▸ To do
Exactly how many lines have the word "xlabel"? Answer with the bare number.

▸ Data shown
★ ★ ★ ★ ★ ★ ★

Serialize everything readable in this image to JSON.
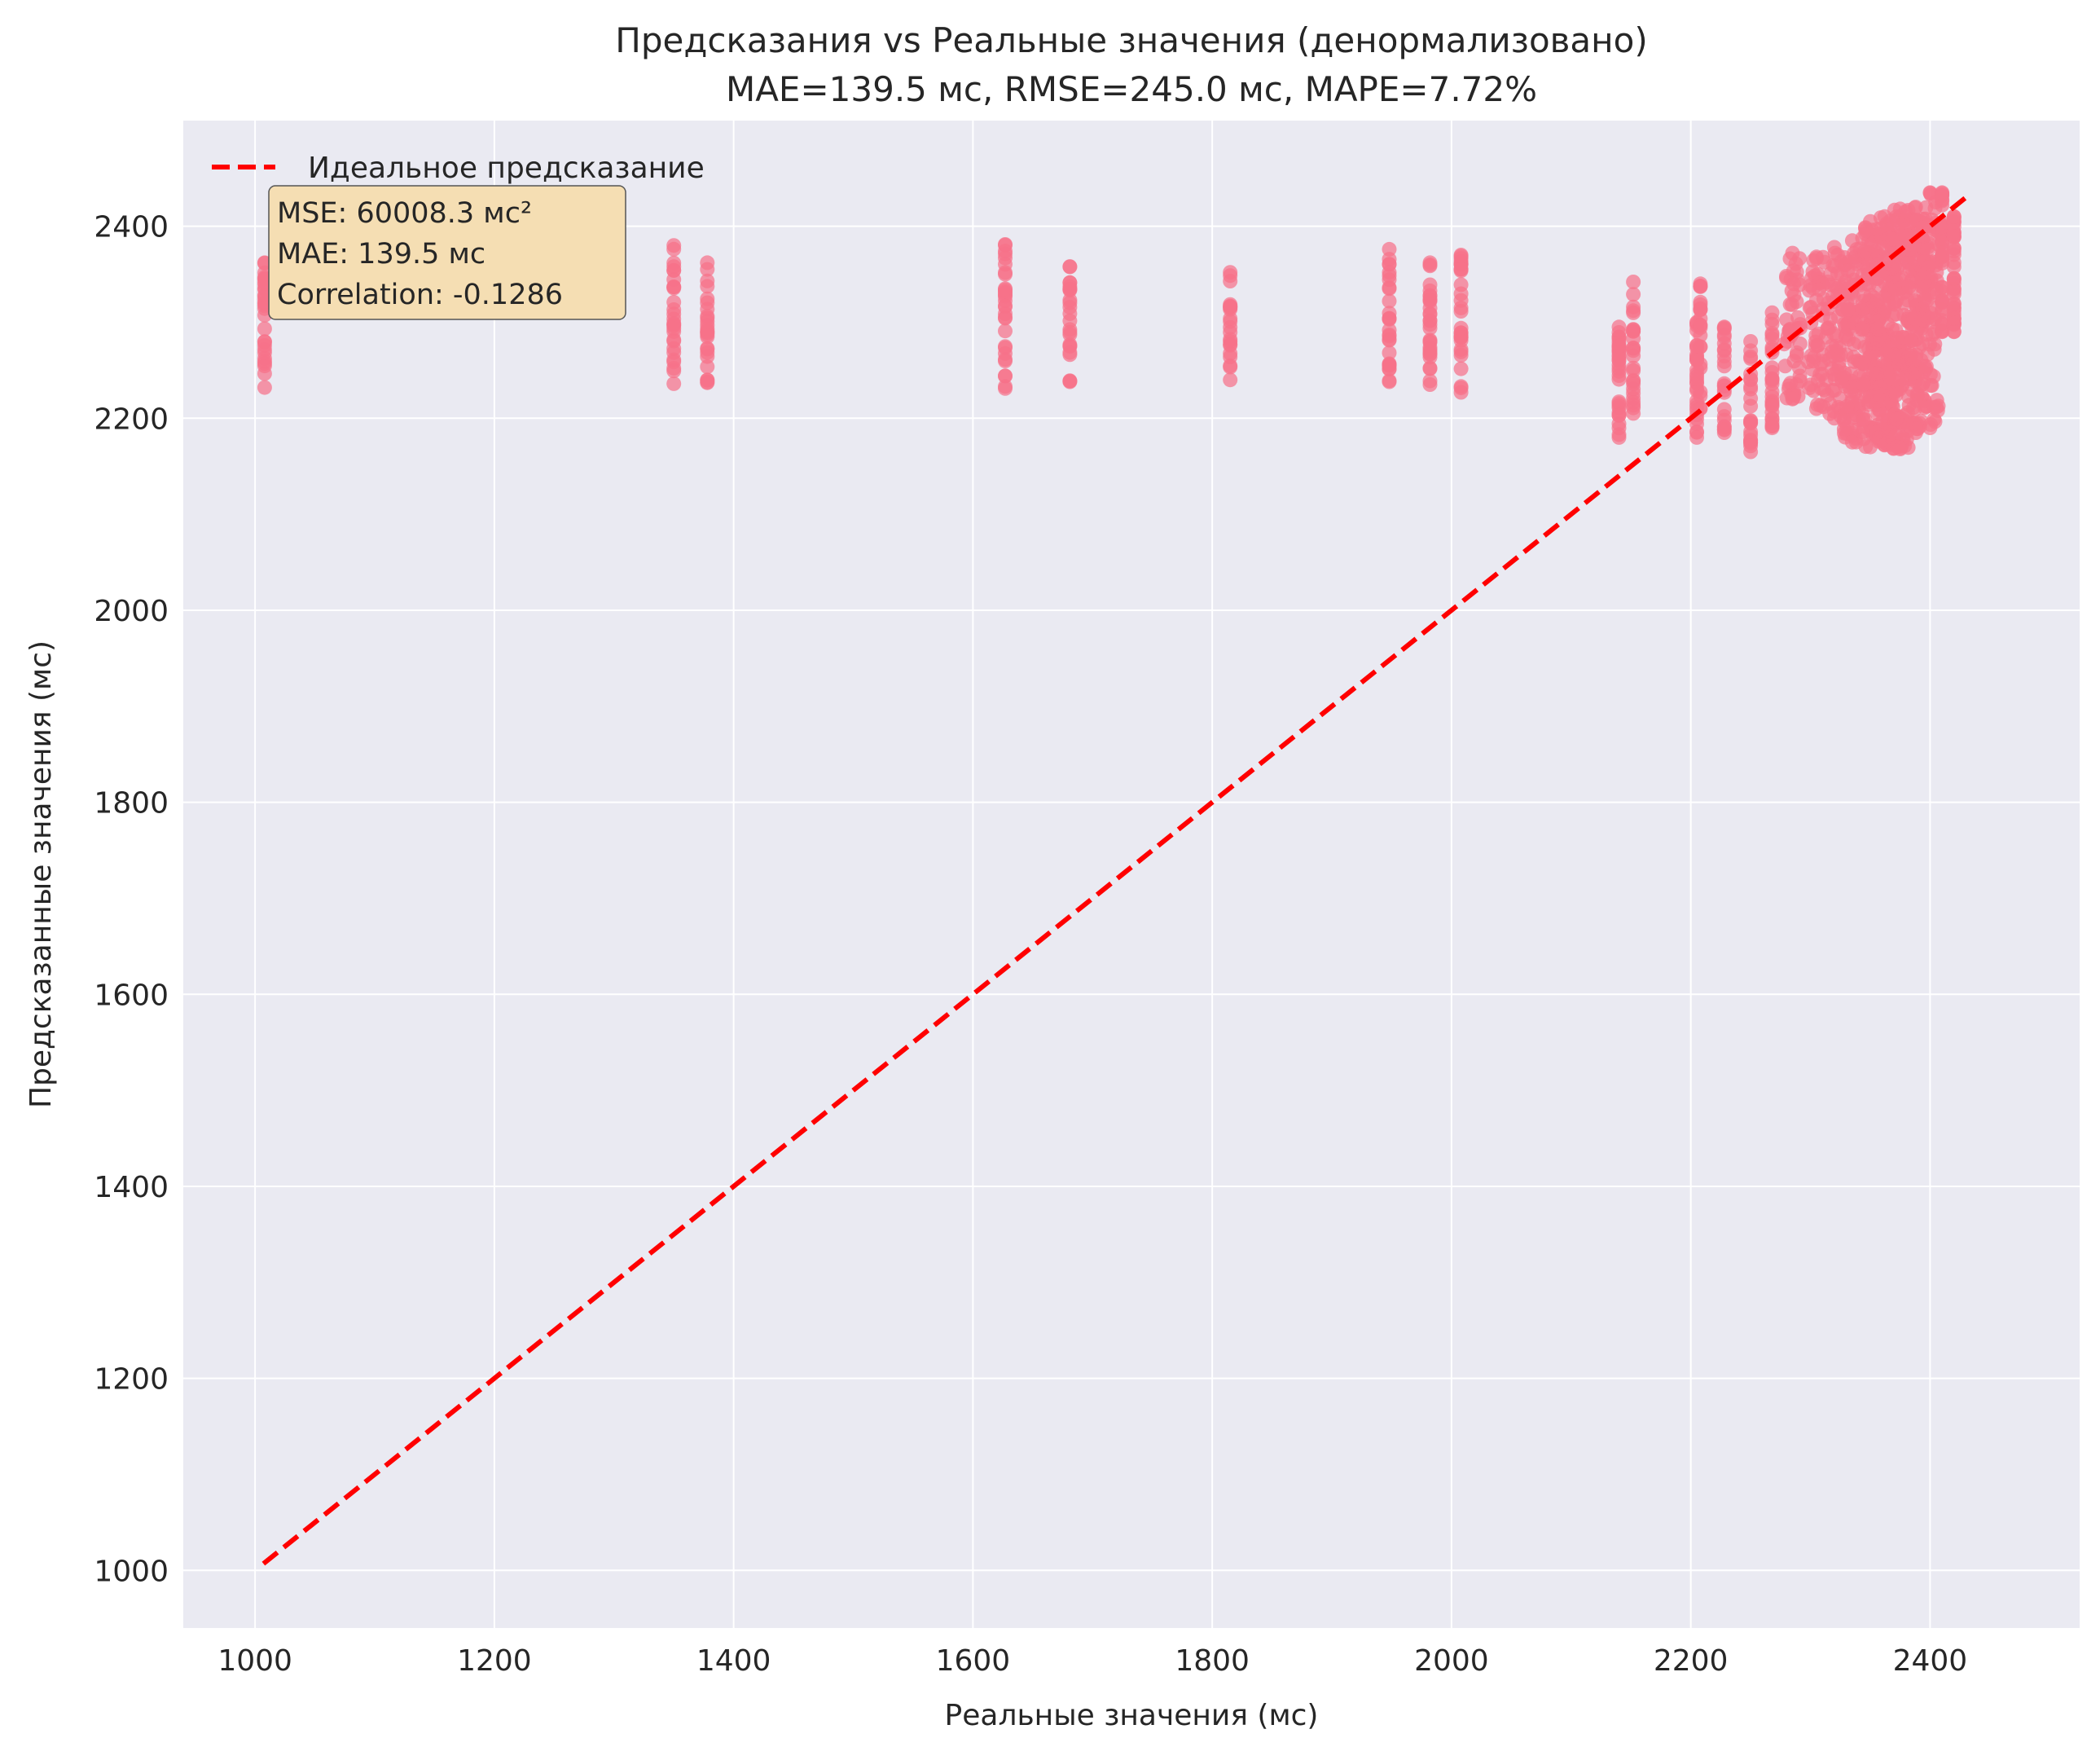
{
  "chart_data": {
    "type": "scatter",
    "title": "Предсказания vs Реальные значения (денормализовано)",
    "subtitle": "MAE=139.5 мс, RMSE=245.0 мс, MAPE=7.72%",
    "xlabel": "Реальные значения (мс)",
    "ylabel": "Предсказанные значения (мс)",
    "xlim": [
      940,
      2525
    ],
    "ylim": [
      940,
      2510
    ],
    "xticks": [
      1000,
      1200,
      1400,
      1600,
      1800,
      2000,
      2200,
      2400
    ],
    "yticks": [
      1000,
      1200,
      1400,
      1600,
      1800,
      2000,
      2200,
      2400
    ],
    "grid": true,
    "legend_position": "top-left",
    "legend": [
      {
        "label": "Идеальное предсказание",
        "style": "dashed",
        "color": "#ff0000"
      }
    ],
    "ideal_line": {
      "x": [
        1007,
        2432
      ],
      "y": [
        1007,
        2432
      ],
      "color": "#ff0000"
    },
    "point_color": "#f77189",
    "stats_box": {
      "lines": [
        "MSE: 60008.3 мс²",
        "MAE: 139.5 мс",
        "Correlation: -0.1286"
      ],
      "background": "#f5deb3"
    },
    "clusters": [
      {
        "x": 1008,
        "y_min": 2232,
        "y_max": 2362,
        "count": 28
      },
      {
        "x": 1350,
        "y_min": 2236,
        "y_max": 2380,
        "count": 26
      },
      {
        "x": 1378,
        "y_min": 2237,
        "y_max": 2362,
        "count": 24
      },
      {
        "x": 1627,
        "y_min": 2231,
        "y_max": 2381,
        "count": 28
      },
      {
        "x": 1681,
        "y_min": 2238,
        "y_max": 2358,
        "count": 22
      },
      {
        "x": 1815,
        "y_min": 2240,
        "y_max": 2352,
        "count": 20
      },
      {
        "x": 1948,
        "y_min": 2238,
        "y_max": 2376,
        "count": 26
      },
      {
        "x": 1982,
        "y_min": 2235,
        "y_max": 2362,
        "count": 28
      },
      {
        "x": 2008,
        "y_min": 2227,
        "y_max": 2370,
        "count": 28
      },
      {
        "x": 2140,
        "y_min": 2180,
        "y_max": 2295,
        "count": 30
      },
      {
        "x": 2152,
        "y_min": 2205,
        "y_max": 2342,
        "count": 24
      },
      {
        "x": 2205,
        "y_min": 2180,
        "y_max": 2300,
        "count": 28
      },
      {
        "x": 2208,
        "y_min": 2210,
        "y_max": 2340,
        "count": 20
      },
      {
        "x": 2228,
        "y_min": 2185,
        "y_max": 2295,
        "count": 22
      },
      {
        "x": 2250,
        "y_min": 2165,
        "y_max": 2280,
        "count": 22
      },
      {
        "x": 2268,
        "y_min": 2190,
        "y_max": 2310,
        "count": 26
      },
      {
        "x": 2285,
        "y_min": 2220,
        "y_max": 2372,
        "count": 50
      },
      {
        "x": 2305,
        "y_min": 2210,
        "y_max": 2368,
        "count": 50
      },
      {
        "x": 2320,
        "y_min": 2200,
        "y_max": 2378,
        "count": 60
      },
      {
        "x": 2335,
        "y_min": 2175,
        "y_max": 2385,
        "count": 90
      },
      {
        "x": 2350,
        "y_min": 2170,
        "y_max": 2405,
        "count": 130
      },
      {
        "x": 2362,
        "y_min": 2172,
        "y_max": 2410,
        "count": 140
      },
      {
        "x": 2375,
        "y_min": 2168,
        "y_max": 2418,
        "count": 130
      },
      {
        "x": 2388,
        "y_min": 2185,
        "y_max": 2420,
        "count": 110
      },
      {
        "x": 2400,
        "y_min": 2190,
        "y_max": 2435,
        "count": 90
      },
      {
        "x": 2410,
        "y_min": 2290,
        "y_max": 2435,
        "count": 40
      },
      {
        "x": 2420,
        "y_min": 2290,
        "y_max": 2410,
        "count": 40
      }
    ]
  }
}
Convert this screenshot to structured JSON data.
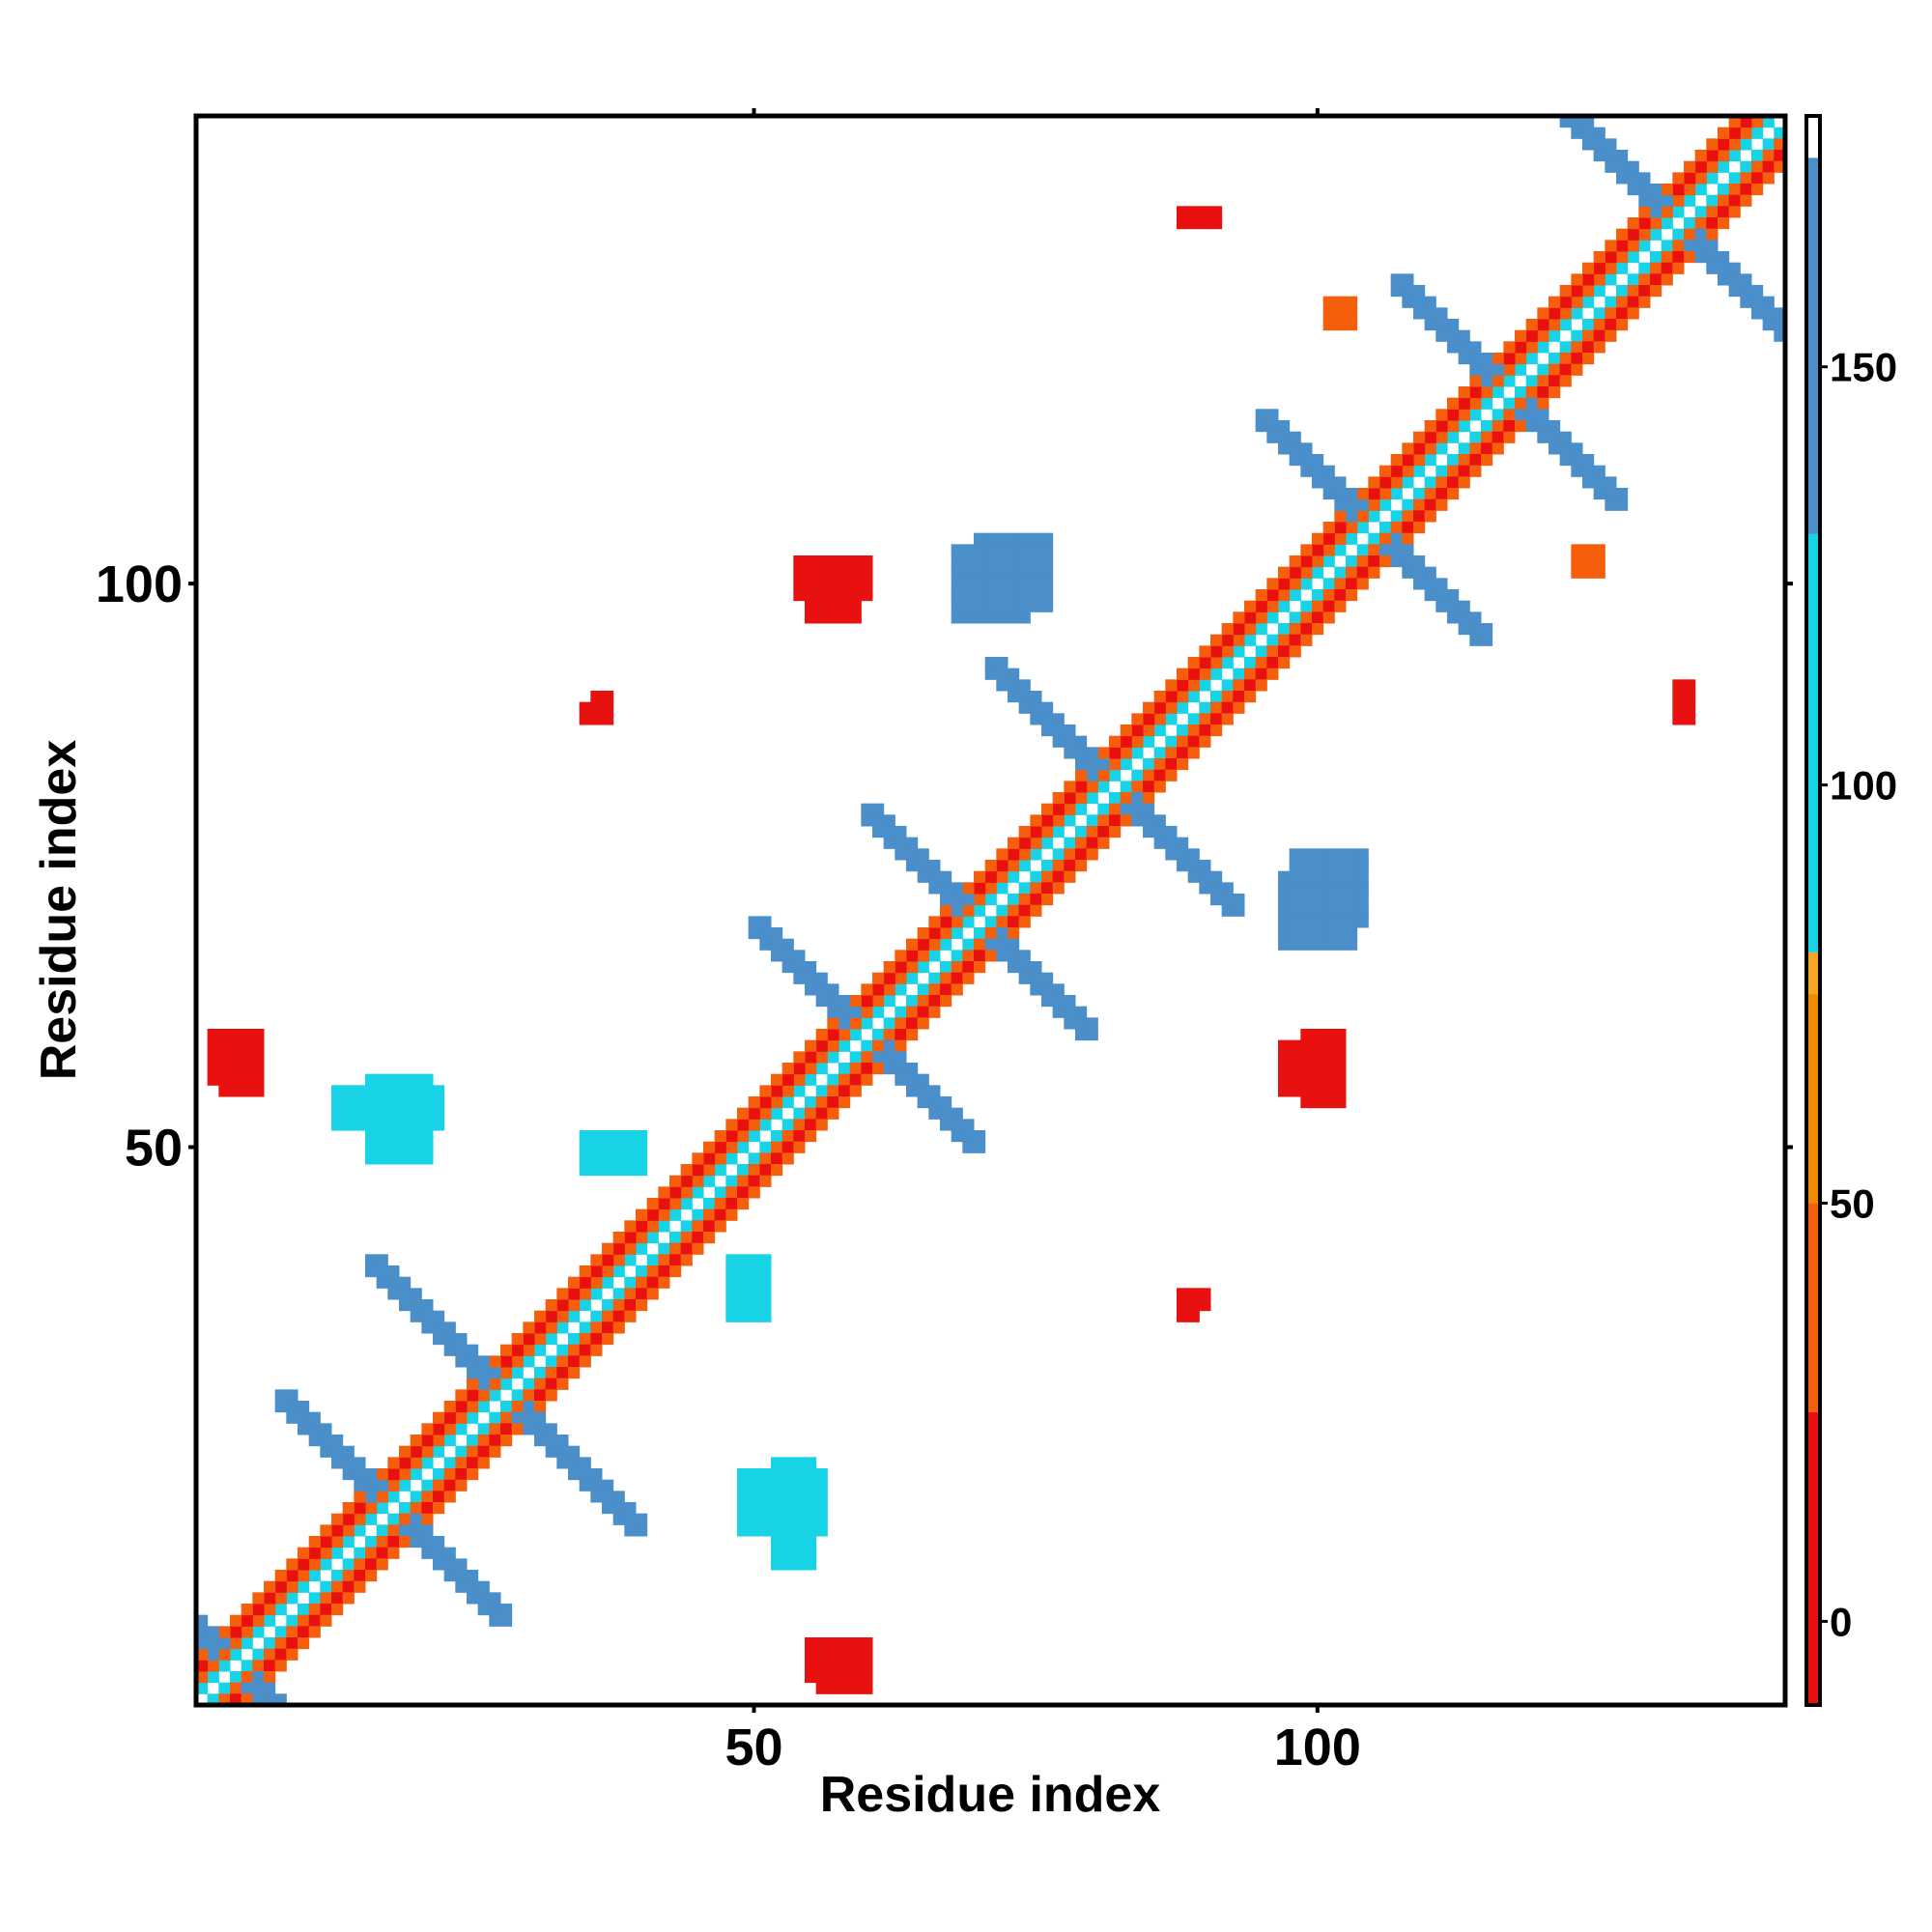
{
  "chart_data": {
    "type": "heatmap",
    "title": "",
    "xlabel": "Residue index",
    "ylabel": "Residue index",
    "n_residues": 141,
    "xlim": [
      1,
      141
    ],
    "ylim": [
      1,
      141
    ],
    "x_ticks": [
      50,
      100
    ],
    "y_ticks": [
      50,
      100
    ],
    "colorbar": {
      "range": [
        -10,
        180
      ],
      "ticks": [
        0,
        50,
        100,
        150
      ],
      "bands": [
        {
          "from": -10,
          "to": 25,
          "color": "#e8110f"
        },
        {
          "from": 25,
          "to": 50,
          "color": "#f55f0c"
        },
        {
          "from": 50,
          "to": 75,
          "color": "#f08a00"
        },
        {
          "from": 75,
          "to": 80,
          "color": "#f5a623"
        },
        {
          "from": 80,
          "to": 130,
          "color": "#18d3e6"
        },
        {
          "from": 130,
          "to": 175,
          "color": "#4a8fc9"
        },
        {
          "from": 175,
          "to": 180,
          "color": "#ffffff"
        }
      ]
    },
    "diagonal_band": [
      {
        "offset": 1,
        "value": 110
      },
      {
        "offset": 2,
        "value": 35
      },
      {
        "offset": 3,
        "value": 10
      },
      {
        "offset": 4,
        "value": 40
      }
    ],
    "antidiagonal_arms": [
      {
        "cx": 4,
        "cy": 4,
        "length": 8,
        "value": 150
      },
      {
        "cx": 18,
        "cy": 18,
        "length": 10,
        "value": 150
      },
      {
        "cx": 28,
        "cy": 28,
        "length": 12,
        "value": 150
      },
      {
        "cx": 60,
        "cy": 60,
        "length": 10,
        "value": 150
      },
      {
        "cx": 70,
        "cy": 70,
        "length": 10,
        "value": 150
      },
      {
        "cx": 82,
        "cy": 82,
        "length": 11,
        "value": 150
      },
      {
        "cx": 105,
        "cy": 105,
        "length": 10,
        "value": 150
      },
      {
        "cx": 117,
        "cy": 117,
        "length": 10,
        "value": 150
      },
      {
        "cx": 132,
        "cy": 132,
        "length": 11,
        "value": 150
      }
    ],
    "off_diagonal_patches": [
      {
        "x": 55,
        "y": 3,
        "w": 6,
        "h": 4,
        "value": 10
      },
      {
        "x": 54,
        "y": 99,
        "w": 7,
        "h": 4,
        "value": 10
      },
      {
        "x": 2,
        "y": 56,
        "w": 5,
        "h": 5,
        "value": 10
      },
      {
        "x": 97,
        "y": 55,
        "w": 6,
        "h": 5,
        "value": 10
      },
      {
        "x": 13,
        "y": 52,
        "w": 10,
        "h": 4,
        "value": 130
      },
      {
        "x": 49,
        "y": 16,
        "w": 8,
        "h": 6,
        "value": 130
      },
      {
        "x": 35,
        "y": 48,
        "w": 4,
        "h": 4,
        "value": 100
      },
      {
        "x": 48,
        "y": 37,
        "w": 4,
        "h": 4,
        "value": 100
      },
      {
        "x": 68,
        "y": 97,
        "w": 7,
        "h": 7,
        "value": 150
      },
      {
        "x": 98,
        "y": 70,
        "w": 7,
        "h": 7,
        "value": 150
      },
      {
        "x": 88,
        "y": 36,
        "w": 3,
        "h": 2,
        "value": 10
      },
      {
        "x": 35,
        "y": 88,
        "w": 3,
        "h": 2,
        "value": 10
      },
      {
        "x": 132,
        "y": 88,
        "w": 2,
        "h": 4,
        "value": 10
      },
      {
        "x": 88,
        "y": 132,
        "w": 4,
        "h": 2,
        "value": 10
      },
      {
        "x": 123,
        "y": 101,
        "w": 3,
        "h": 3,
        "value": 40
      },
      {
        "x": 101,
        "y": 123,
        "w": 3,
        "h": 3,
        "value": 40
      }
    ]
  }
}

★ ★ ★ ★ ★ ★ ★

▸ Final result
2